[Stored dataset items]

* * * * * * *

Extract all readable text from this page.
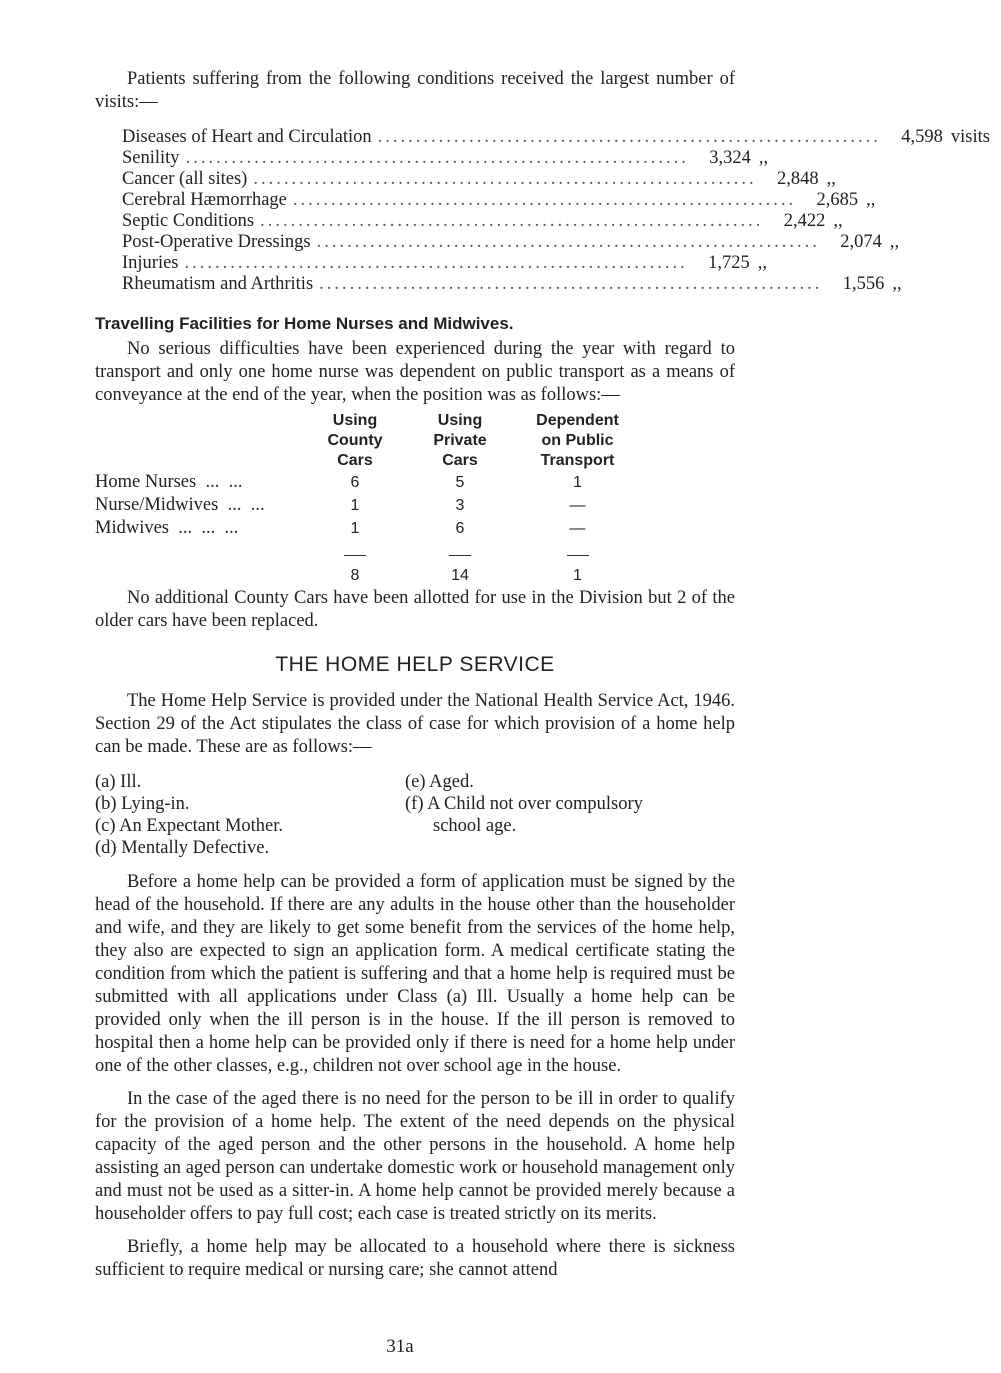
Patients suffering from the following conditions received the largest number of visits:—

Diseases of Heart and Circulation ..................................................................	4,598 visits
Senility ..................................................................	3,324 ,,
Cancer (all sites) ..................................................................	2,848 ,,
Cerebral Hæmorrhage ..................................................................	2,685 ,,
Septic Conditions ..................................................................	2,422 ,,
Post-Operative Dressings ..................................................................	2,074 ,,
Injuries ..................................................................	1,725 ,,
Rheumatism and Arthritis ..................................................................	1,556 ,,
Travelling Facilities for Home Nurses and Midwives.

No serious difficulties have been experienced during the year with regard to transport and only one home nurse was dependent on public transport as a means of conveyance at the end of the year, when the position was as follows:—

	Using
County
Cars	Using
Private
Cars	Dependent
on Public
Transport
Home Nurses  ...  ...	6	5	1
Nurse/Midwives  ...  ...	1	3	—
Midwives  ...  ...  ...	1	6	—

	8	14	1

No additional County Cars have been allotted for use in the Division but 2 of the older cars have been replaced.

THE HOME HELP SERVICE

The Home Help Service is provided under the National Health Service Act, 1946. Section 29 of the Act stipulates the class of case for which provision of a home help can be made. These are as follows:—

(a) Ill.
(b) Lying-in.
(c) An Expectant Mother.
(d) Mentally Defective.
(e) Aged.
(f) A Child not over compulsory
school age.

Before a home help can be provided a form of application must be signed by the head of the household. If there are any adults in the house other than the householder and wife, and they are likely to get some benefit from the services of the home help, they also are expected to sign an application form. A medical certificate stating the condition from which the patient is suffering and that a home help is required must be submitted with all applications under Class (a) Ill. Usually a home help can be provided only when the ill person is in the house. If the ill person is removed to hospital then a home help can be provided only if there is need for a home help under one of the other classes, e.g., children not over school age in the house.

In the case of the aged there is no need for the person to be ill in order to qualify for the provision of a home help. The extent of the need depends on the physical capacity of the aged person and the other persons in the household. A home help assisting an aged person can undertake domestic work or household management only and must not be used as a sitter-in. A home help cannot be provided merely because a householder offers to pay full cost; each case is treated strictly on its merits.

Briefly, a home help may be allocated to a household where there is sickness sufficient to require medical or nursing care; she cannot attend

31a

* * * * * * *

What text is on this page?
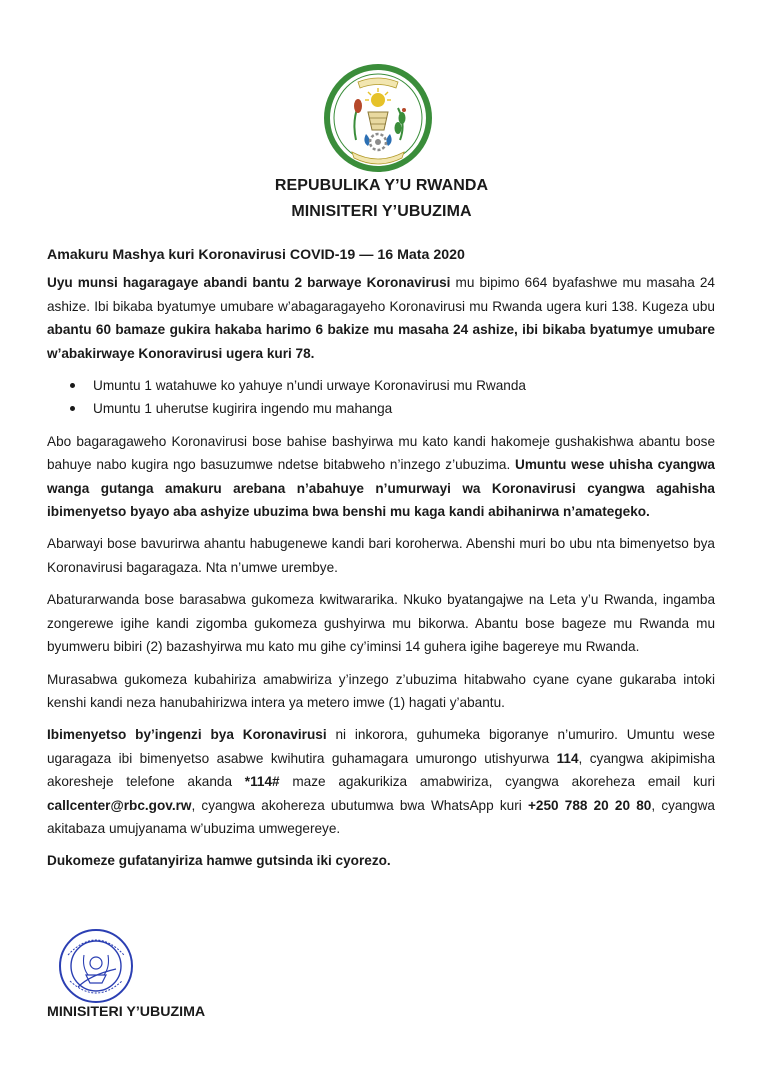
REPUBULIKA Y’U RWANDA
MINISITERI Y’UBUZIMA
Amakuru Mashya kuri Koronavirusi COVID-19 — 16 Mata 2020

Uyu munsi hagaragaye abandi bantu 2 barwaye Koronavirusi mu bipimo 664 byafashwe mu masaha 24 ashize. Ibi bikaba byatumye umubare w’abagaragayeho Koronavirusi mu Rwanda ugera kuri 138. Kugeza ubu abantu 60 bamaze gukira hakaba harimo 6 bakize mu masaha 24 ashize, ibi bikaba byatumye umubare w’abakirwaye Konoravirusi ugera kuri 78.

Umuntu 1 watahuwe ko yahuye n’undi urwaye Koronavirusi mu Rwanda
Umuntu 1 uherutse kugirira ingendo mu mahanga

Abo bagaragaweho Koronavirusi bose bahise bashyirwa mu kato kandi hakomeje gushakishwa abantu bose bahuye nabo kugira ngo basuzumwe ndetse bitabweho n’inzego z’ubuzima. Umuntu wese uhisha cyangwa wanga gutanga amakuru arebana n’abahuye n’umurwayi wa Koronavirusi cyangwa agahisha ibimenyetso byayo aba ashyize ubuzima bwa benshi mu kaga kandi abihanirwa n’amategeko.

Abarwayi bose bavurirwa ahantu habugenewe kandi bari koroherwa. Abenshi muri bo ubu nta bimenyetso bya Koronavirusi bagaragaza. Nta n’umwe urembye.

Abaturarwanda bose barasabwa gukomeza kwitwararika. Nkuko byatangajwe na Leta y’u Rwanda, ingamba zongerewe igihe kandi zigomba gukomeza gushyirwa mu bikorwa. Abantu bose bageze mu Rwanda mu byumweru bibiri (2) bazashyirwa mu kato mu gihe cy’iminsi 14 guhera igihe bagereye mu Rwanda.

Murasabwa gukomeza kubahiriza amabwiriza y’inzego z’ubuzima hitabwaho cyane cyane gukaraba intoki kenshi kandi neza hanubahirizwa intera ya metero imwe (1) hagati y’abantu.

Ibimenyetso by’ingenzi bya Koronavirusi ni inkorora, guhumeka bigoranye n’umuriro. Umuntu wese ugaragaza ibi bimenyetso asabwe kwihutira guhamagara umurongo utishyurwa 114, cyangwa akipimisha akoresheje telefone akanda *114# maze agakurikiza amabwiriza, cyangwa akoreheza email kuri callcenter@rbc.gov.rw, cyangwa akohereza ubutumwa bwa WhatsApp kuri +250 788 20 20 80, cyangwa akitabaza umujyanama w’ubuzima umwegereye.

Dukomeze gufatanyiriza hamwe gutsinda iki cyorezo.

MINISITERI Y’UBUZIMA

* * * * * * *

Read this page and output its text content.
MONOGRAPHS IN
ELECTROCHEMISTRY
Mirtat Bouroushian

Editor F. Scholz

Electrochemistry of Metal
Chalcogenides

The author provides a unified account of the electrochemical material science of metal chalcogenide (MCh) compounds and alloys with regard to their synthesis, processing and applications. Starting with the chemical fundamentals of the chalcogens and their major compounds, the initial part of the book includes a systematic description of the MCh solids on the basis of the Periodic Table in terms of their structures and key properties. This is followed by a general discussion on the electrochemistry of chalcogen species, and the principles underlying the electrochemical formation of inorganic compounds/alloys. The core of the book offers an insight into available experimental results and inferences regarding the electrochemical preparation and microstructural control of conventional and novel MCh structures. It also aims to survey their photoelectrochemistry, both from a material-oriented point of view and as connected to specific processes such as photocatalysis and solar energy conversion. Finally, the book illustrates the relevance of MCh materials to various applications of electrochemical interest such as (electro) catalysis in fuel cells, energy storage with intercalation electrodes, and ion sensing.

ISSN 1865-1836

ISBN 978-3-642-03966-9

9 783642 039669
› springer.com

* * * * * * *

Give the number of lines containing "been" in the entries, and no other text.

OUTPUT: 2